Data extracted from a collection:

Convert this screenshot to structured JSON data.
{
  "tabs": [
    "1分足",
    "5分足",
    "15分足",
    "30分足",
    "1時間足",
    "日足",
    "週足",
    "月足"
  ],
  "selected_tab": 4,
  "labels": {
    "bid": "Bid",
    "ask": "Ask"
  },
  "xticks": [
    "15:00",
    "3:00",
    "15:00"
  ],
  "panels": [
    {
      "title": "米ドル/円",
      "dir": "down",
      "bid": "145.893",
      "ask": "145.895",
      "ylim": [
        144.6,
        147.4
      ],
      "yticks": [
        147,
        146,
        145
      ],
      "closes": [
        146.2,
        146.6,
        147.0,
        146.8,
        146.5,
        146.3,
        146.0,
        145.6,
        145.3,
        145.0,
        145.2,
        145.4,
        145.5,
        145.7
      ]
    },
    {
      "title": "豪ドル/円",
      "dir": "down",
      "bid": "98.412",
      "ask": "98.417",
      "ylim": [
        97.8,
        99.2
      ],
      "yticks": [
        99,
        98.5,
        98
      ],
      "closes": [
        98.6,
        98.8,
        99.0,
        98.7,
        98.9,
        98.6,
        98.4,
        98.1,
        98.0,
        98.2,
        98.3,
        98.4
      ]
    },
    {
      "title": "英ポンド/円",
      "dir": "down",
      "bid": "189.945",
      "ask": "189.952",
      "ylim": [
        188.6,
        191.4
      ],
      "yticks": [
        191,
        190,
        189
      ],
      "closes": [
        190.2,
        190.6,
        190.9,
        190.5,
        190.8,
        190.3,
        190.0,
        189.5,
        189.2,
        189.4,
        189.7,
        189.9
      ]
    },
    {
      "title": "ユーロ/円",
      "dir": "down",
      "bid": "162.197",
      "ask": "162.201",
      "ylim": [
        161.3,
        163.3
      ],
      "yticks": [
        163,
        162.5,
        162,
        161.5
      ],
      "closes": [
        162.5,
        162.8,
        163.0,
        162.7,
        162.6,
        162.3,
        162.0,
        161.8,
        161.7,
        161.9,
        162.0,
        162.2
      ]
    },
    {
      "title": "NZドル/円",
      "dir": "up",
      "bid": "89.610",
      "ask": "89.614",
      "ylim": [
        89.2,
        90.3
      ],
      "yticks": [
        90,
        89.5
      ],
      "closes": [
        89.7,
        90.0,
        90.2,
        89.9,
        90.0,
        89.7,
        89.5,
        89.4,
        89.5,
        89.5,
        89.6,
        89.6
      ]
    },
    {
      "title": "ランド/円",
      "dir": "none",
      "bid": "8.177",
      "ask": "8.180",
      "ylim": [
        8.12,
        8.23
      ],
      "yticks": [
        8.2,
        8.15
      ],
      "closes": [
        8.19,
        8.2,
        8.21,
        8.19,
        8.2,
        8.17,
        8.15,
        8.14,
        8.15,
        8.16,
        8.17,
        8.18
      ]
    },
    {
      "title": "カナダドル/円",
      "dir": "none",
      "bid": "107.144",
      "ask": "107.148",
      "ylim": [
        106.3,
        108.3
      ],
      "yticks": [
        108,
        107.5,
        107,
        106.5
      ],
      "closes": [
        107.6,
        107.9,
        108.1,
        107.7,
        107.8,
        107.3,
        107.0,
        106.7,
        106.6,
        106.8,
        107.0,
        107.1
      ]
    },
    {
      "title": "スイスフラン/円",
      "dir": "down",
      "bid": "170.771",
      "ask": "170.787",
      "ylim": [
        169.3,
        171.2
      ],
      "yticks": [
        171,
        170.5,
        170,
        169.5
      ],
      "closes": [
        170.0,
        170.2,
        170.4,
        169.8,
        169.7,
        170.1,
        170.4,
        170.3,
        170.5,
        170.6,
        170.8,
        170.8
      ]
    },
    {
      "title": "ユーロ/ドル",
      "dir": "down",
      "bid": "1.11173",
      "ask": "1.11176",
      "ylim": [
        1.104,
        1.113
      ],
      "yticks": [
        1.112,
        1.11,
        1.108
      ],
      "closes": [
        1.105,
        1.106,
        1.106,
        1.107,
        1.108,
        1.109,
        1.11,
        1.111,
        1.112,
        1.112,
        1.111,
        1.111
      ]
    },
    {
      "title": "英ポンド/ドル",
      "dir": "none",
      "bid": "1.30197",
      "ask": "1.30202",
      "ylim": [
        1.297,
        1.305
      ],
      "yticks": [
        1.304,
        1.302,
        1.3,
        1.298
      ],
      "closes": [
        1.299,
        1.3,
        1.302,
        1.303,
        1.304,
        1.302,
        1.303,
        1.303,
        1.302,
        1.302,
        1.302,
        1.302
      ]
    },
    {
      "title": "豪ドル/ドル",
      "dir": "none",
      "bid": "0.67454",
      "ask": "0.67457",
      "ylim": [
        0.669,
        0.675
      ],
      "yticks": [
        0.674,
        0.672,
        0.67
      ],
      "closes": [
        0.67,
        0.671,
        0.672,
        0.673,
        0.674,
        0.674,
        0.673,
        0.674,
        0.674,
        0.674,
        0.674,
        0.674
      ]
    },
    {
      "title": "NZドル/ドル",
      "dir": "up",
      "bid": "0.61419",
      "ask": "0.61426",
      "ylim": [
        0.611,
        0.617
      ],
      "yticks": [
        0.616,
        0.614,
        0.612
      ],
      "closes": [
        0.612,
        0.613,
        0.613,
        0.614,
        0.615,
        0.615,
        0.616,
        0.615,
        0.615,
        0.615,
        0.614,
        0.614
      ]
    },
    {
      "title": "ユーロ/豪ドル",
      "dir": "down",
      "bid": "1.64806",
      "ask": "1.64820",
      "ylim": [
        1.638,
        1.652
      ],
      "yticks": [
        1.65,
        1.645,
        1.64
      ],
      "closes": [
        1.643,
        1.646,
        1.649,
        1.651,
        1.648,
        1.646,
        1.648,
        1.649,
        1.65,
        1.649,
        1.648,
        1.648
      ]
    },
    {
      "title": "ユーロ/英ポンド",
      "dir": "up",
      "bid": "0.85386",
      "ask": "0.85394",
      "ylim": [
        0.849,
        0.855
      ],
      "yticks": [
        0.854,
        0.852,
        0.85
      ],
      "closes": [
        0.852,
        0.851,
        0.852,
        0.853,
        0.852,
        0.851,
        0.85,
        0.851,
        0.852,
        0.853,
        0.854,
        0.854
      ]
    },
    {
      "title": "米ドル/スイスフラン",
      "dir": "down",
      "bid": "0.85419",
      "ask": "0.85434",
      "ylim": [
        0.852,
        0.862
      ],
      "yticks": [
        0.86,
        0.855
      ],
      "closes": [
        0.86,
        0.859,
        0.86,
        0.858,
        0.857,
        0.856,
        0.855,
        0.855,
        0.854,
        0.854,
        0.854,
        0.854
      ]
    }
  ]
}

Aim of the exercise:
Please restate the whole listing word for word.

Expected output:
Convert this screenshot to structured JSON data.
{
  "tabs": [
    "1分足",
    "5分足",
    "15分足",
    "30分足",
    "1時間足",
    "日足",
    "週足",
    "月足"
  ],
  "selected_tab": 4,
  "labels": {
    "bid": "Bid",
    "ask": "Ask"
  },
  "xticks": [
    "15:00",
    "3:00",
    "15:00"
  ],
  "panels": [
    {
      "title": "米ドル/円",
      "dir": "down",
      "bid": "145.893",
      "ask": "145.895",
      "ylim": [
        144.6,
        147.4
      ],
      "yticks": [
        147,
        146,
        145
      ],
      "closes": [
        146.2,
        146.6,
        147.0,
        146.8,
        146.5,
        146.3,
        146.0,
        145.6,
        145.3,
        145.0,
        145.2,
        145.4,
        145.5,
        145.7
      ]
    },
    {
      "title": "豪ドル/円",
      "dir": "down",
      "bid": "98.412",
      "ask": "98.417",
      "ylim": [
        97.8,
        99.2
      ],
      "yticks": [
        99,
        98.5,
        98
      ],
      "closes": [
        98.6,
        98.8,
        99.0,
        98.7,
        98.9,
        98.6,
        98.4,
        98.1,
        98.0,
        98.2,
        98.3,
        98.4
      ]
    },
    {
      "title": "英ポンド/円",
      "dir": "down",
      "bid": "189.945",
      "ask": "189.952",
      "ylim": [
        188.6,
        191.4
      ],
      "yticks": [
        191,
        190,
        189
      ],
      "closes": [
        190.2,
        190.6,
        190.9,
        190.5,
        190.8,
        190.3,
        190.0,
        189.5,
        189.2,
        189.4,
        189.7,
        189.9
      ]
    },
    {
      "title": "ユーロ/円",
      "dir": "down",
      "bid": "162.197",
      "ask": "162.201",
      "ylim": [
        161.3,
        163.3
      ],
      "yticks": [
        163,
        162.5,
        162,
        161.5
      ],
      "closes": [
        162.5,
        162.8,
        163.0,
        162.7,
        162.6,
        162.3,
        162.0,
        161.8,
        161.7,
        161.9,
        162.0,
        162.2
      ]
    },
    {
      "title": "NZドル/円",
      "dir": "up",
      "bid": "89.610",
      "ask": "89.614",
      "ylim": [
        89.2,
        90.3
      ],
      "yticks": [
        90,
        89.5
      ],
      "closes": [
        89.7,
        90.0,
        90.2,
        89.9,
        90.0,
        89.7,
        89.5,
        89.4,
        89.5,
        89.5,
        89.6,
        89.6
      ]
    },
    {
      "title": "ランド/円",
      "dir": "none",
      "bid": "8.177",
      "ask": "8.180",
      "ylim": [
        8.12,
        8.23
      ],
      "yticks": [
        8.2,
        8.15
      ],
      "closes": [
        8.19,
        8.2,
        8.21,
        8.19,
        8.2,
        8.17,
        8.15,
        8.14,
        8.15,
        8.16,
        8.17,
        8.18
      ]
    },
    {
      "title": "カナダドル/円",
      "dir": "none",
      "bid": "107.144",
      "ask": "107.148",
      "ylim": [
        106.3,
        108.3
      ],
      "yticks": [
        108,
        107.5,
        107,
        106.5
      ],
      "closes": [
        107.6,
        107.9,
        108.1,
        107.7,
        107.8,
        107.3,
        107.0,
        106.7,
        106.6,
        106.8,
        107.0,
        107.1
      ]
    },
    {
      "title": "スイスフラン/円",
      "dir": "down",
      "bid": "170.771",
      "ask": "170.787",
      "ylim": [
        169.3,
        171.2
      ],
      "yticks": [
        171,
        170.5,
        170,
        169.5
      ],
      "closes": [
        170.0,
        170.2,
        170.4,
        169.8,
        169.7,
        170.1,
        170.4,
        170.3,
        170.5,
        170.6,
        170.8,
        170.8
      ]
    },
    {
      "title": "ユーロ/ドル",
      "dir": "down",
      "bid": "1.11173",
      "ask": "1.11176",
      "ylim": [
        1.104,
        1.113
      ],
      "yticks": [
        1.112,
        1.11,
        1.108
      ],
      "closes": [
        1.105,
        1.106,
        1.106,
        1.107,
        1.108,
        1.109,
        1.11,
        1.111,
        1.112,
        1.112,
        1.111,
        1.111
      ]
    },
    {
      "title": "英ポンド/ドル",
      "dir": "none",
      "bid": "1.30197",
      "ask": "1.30202",
      "ylim": [
        1.297,
        1.305
      ],
      "yticks": [
        1.304,
        1.302,
        1.3,
        1.298
      ],
      "closes": [
        1.299,
        1.3,
        1.302,
        1.303,
        1.304,
        1.302,
        1.303,
        1.303,
        1.302,
        1.302,
        1.302,
        1.302
      ]
    },
    {
      "title": "豪ドル/ドル",
      "dir": "none",
      "bid": "0.67454",
      "ask": "0.67457",
      "ylim": [
        0.669,
        0.675
      ],
      "yticks": [
        0.674,
        0.672,
        0.67
      ],
      "closes": [
        0.67,
        0.671,
        0.672,
        0.673,
        0.674,
        0.674,
        0.673,
        0.674,
        0.674,
        0.674,
        0.674,
        0.674
      ]
    },
    {
      "title": "NZドル/ドル",
      "dir": "up",
      "bid": "0.61419",
      "ask": "0.61426",
      "ylim": [
        0.611,
        0.617
      ],
      "yticks": [
        0.616,
        0.614,
        0.612
      ],
      "closes": [
        0.612,
        0.613,
        0.613,
        0.614,
        0.615,
        0.615,
        0.616,
        0.615,
        0.615,
        0.615,
        0.614,
        0.614
      ]
    },
    {
      "title": "ユーロ/豪ドル",
      "dir": "down",
      "bid": "1.64806",
      "ask": "1.64820",
      "ylim": [
        1.638,
        1.652
      ],
      "yticks": [
        1.65,
        1.645,
        1.64
      ],
      "closes": [
        1.643,
        1.646,
        1.649,
        1.651,
        1.648,
        1.646,
        1.648,
        1.649,
        1.65,
        1.649,
        1.648,
        1.648
      ]
    },
    {
      "title": "ユーロ/英ポンド",
      "dir": "up",
      "bid": "0.85386",
      "ask": "0.85394",
      "ylim": [
        0.849,
        0.855
      ],
      "yticks": [
        0.854,
        0.852,
        0.85
      ],
      "closes": [
        0.852,
        0.851,
        0.852,
        0.853,
        0.852,
        0.851,
        0.85,
        0.851,
        0.852,
        0.853,
        0.854,
        0.854
      ]
    },
    {
      "title": "米ドル/スイスフラン",
      "dir": "down",
      "bid": "0.85419",
      "ask": "0.85434",
      "ylim": [
        0.852,
        0.862
      ],
      "yticks": [
        0.86,
        0.855
      ],
      "closes": [
        0.86,
        0.859,
        0.86,
        0.858,
        0.857,
        0.856,
        0.855,
        0.855,
        0.854,
        0.854,
        0.854,
        0.854
      ]
    }
  ]
}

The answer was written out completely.